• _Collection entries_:
==*==
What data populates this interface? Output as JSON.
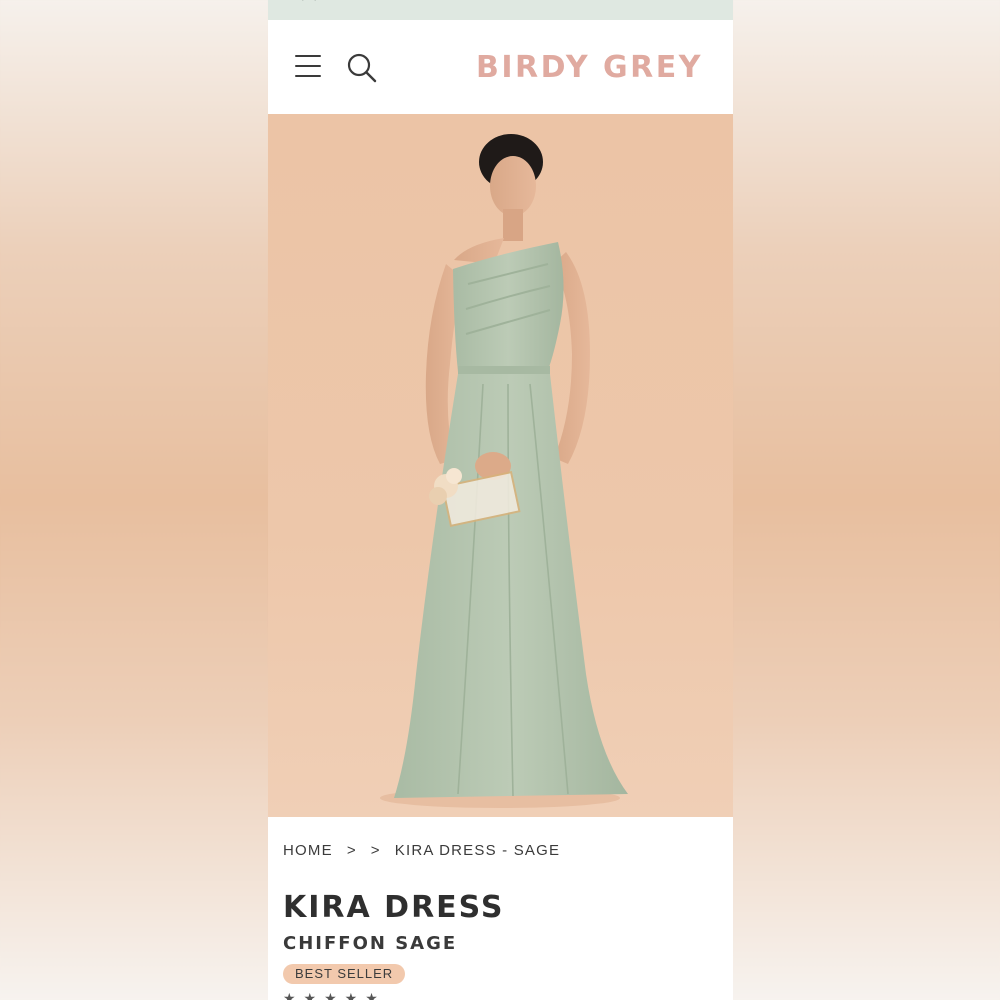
{
  "header": {
    "brand": "BIRDY GREY",
    "menu_icon": "hamburger-menu-icon",
    "search_icon": "search-icon"
  },
  "breadcrumb": {
    "home": "HOME",
    "separator_1": ">",
    "separator_2": ">",
    "current": "KIRA DRESS - SAGE"
  },
  "product": {
    "name": "KIRA DRESS",
    "variant": "CHIFFON SAGE",
    "badge": "BEST SELLER",
    "rating_stars": "★★★★★"
  },
  "colors": {
    "brand": "#e0aaa0",
    "badge": "#f2c9ad",
    "dress": "#b3c4ae",
    "backdrop": "#ecc4a6"
  }
}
==*==
• _PROBLEM TO WORK ON_:
From the entries above, collect every line with the string "KIRA" in it.

• _THE SOLUTION_:
    "current": "KIRA DRESS - SAGE"
    "name": "KIRA DRESS",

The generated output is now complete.